* **Your objective**
Quote the whole listing word for word, please.

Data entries
::::::::::
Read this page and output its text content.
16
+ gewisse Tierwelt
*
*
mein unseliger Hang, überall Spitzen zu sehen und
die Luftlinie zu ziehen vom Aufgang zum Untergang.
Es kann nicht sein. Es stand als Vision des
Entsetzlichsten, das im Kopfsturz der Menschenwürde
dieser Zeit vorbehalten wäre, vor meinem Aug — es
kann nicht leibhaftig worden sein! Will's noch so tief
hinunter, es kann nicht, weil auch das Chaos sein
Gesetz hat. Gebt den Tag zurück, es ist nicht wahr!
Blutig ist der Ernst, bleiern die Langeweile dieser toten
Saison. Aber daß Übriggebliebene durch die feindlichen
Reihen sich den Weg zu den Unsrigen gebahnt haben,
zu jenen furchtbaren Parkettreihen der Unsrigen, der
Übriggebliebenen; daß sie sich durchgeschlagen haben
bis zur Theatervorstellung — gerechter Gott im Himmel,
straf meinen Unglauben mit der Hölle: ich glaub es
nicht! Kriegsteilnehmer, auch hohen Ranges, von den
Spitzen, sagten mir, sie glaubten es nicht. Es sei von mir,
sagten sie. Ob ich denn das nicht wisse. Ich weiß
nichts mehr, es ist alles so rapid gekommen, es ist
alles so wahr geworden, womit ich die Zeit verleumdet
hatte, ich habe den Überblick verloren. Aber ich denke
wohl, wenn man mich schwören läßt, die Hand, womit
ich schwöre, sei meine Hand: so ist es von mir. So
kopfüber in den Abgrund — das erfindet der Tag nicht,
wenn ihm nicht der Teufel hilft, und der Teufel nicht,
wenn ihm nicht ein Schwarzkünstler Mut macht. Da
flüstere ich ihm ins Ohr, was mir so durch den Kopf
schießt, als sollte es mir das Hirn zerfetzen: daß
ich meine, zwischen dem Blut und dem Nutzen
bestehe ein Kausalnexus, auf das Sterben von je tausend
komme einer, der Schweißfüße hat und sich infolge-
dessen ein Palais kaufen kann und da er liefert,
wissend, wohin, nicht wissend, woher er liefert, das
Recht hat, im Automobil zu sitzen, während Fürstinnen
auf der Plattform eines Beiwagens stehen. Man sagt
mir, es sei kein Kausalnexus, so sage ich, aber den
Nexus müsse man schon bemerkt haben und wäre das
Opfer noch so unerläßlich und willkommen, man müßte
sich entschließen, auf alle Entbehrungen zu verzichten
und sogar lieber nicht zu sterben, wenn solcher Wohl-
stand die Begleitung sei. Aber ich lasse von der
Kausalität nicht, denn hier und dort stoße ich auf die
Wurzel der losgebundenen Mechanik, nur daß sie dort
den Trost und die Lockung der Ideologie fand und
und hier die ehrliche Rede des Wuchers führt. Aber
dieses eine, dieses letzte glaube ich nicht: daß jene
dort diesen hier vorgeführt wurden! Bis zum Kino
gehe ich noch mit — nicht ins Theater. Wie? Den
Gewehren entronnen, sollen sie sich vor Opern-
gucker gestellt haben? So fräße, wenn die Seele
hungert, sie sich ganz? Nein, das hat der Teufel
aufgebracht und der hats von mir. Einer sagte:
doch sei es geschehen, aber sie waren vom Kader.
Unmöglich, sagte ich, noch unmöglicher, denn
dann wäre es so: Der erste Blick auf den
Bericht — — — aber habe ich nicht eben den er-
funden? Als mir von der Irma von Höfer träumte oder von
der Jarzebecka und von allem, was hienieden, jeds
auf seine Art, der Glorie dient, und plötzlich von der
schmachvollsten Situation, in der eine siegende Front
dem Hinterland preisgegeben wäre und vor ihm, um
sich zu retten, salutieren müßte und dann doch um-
::::::::::
* **Full response**
Read this page and output its text content.
16
+ gewisse Tierwelt
*
*
mein unseliger Hang, überall Spitzen zu sehen und
die Luftlinie zu ziehen vom Aufgang zum Untergang.
Es kann nicht sein. Es stand als Vision des
Entsetzlichsten, das im Kopfsturz der Menschenwürde
dieser Zeit vorbehalten wäre, vor meinem Aug — es
kann nicht leibhaftig worden sein! Will's noch so tief
hinunter, es kann nicht, weil auch das Chaos sein
Gesetz hat. Gebt den Tag zurück, es ist nicht wahr!
Blutig ist der Ernst, bleiern die Langeweile dieser toten
Saison. Aber daß Übriggebliebene durch die feindlichen
Reihen sich den Weg zu den Unsrigen gebahnt haben,
zu jenen furchtbaren Parkettreihen der Unsrigen, der
Übriggebliebenen; daß sie sich durchgeschlagen haben
bis zur Theatervorstellung — gerechter Gott im Himmel,
straf meinen Unglauben mit der Hölle: ich glaub es
nicht! Kriegsteilnehmer, auch hohen Ranges, von den
Spitzen, sagten mir, sie glaubten es nicht. Es sei von mir,
sagten sie. Ob ich denn das nicht wisse. Ich weiß
nichts mehr, es ist alles so rapid gekommen, es ist
alles so wahr geworden, womit ich die Zeit verleumdet
hatte, ich habe den Überblick verloren. Aber ich denke
wohl, wenn man mich schwören läßt, die Hand, womit
ich schwöre, sei meine Hand: so ist es von mir. So
kopfüber in den Abgrund — das erfindet der Tag nicht,
wenn ihm nicht der Teufel hilft, und der Teufel nicht,
wenn ihm nicht ein Schwarzkünstler Mut macht. Da
flüstere ich ihm ins Ohr, was mir so durch den Kopf
schießt, als sollte es mir das Hirn zerfetzen: daß
ich meine, zwischen dem Blut und dem Nutzen
bestehe ein Kausalnexus, auf das Sterben von je tausend
komme einer, der Schweißfüße hat und sich infolge-
dessen ein Palais kaufen kann und da er liefert,
wissend, wohin, nicht wissend, woher er liefert, das
Recht hat, im Automobil zu sitzen, während Fürstinnen
auf der Plattform eines Beiwagens stehen. Man sagt
mir, es sei kein Kausalnexus, so sage ich, aber den
Nexus müsse man schon bemerkt haben und wäre das
Opfer noch so unerläßlich und willkommen, man müßte
sich entschließen, auf alle Entbehrungen zu verzichten
und sogar lieber nicht zu sterben, wenn solcher Wohl-
stand die Begleitung sei. Aber ich lasse von der
Kausalität nicht, denn hier und dort stoße ich auf die
Wurzel der losgebundenen Mechanik, nur daß sie dort
den Trost und die Lockung der Ideologie fand und
und hier die ehrliche Rede des Wuchers führt. Aber
dieses eine, dieses letzte glaube ich nicht: daß jene
dort diesen hier vorgeführt wurden! Bis zum Kino
gehe ich noch mit — nicht ins Theater. Wie? Den
Gewehren entronnen, sollen sie sich vor Opern-
gucker gestellt haben? So fräße, wenn die Seele
hungert, sie sich ganz? Nein, das hat der Teufel
aufgebracht und der hats von mir. Einer sagte:
doch sei es geschehen, aber sie waren vom Kader.
Unmöglich, sagte ich, noch unmöglicher, denn
dann wäre es so: Der erste Blick auf den
Bericht — — — aber habe ich nicht eben den er-
funden? Als mir von der Irma von Höfer träumte oder von
der Jarzebecka und von allem, was hienieden, jeds
auf seine Art, der Glorie dient, und plötzlich von der
schmachvollsten Situation, in der eine siegende Front
dem Hinterland preisgegeben wäre und vor ihm, um
sich zu retten, salutieren müßte und dann doch um-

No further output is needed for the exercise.